Work to complete: From the records below, extract all the text exactly and leave the images behind.

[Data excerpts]
— Begin —

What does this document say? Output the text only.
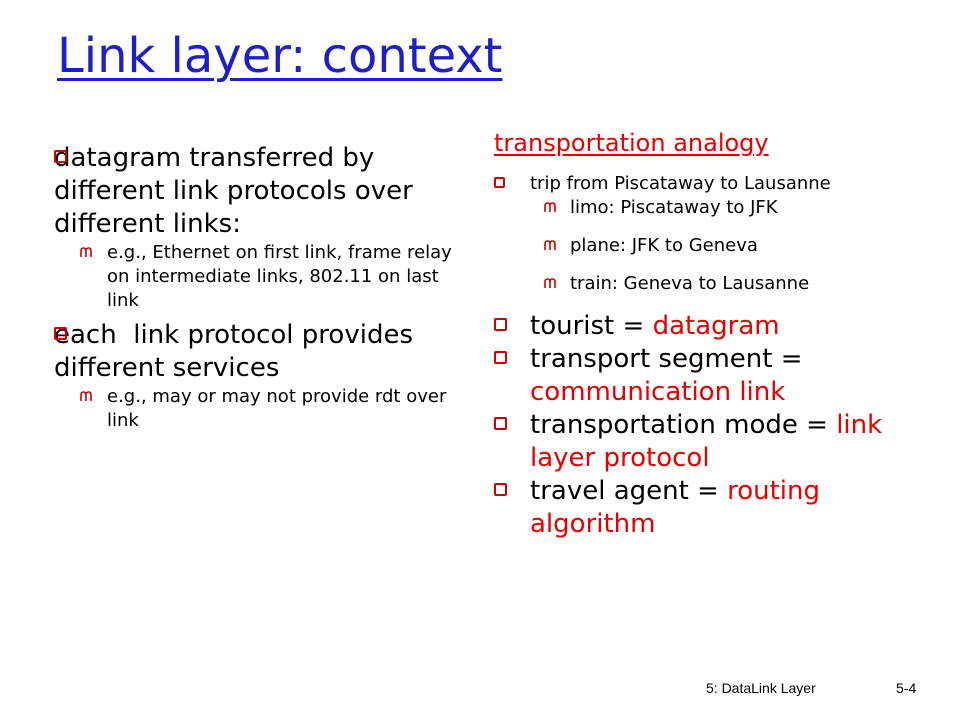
Link layer: context
datagram transferred by different link protocols over different links:
e.g., Ethernet on first link, frame relay on intermediate links, 802.11 on last link
each  link protocol provides different services
e.g., may or may not provide rdt over link
transportation analogy
trip from Piscataway to Lausanne
limo: Piscataway to JFK
plane: JFK to Geneva
train: Geneva to Lausanne
tourist = datagram
transport segment = communication link
transportation mode = link layer protocol
travel agent = routing algorithm
5: DataLink Layer	5-4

— End —

Answer to the problem:
What does this document say? Output the text only.
Link layer: context
datagram transferred by different link protocols over different links:
e.g., Ethernet on first link, frame relay on intermediate links, 802.11 on last link
each  link protocol provides different services
e.g., may or may not provide rdt over link
transportation analogy
trip from Piscataway to Lausanne
limo: Piscataway to JFK
plane: JFK to Geneva
train: Geneva to Lausanne
tourist = datagram
transport segment = communication link
transportation mode = link layer protocol
travel agent = routing algorithm
5: DataLink Layer	5-4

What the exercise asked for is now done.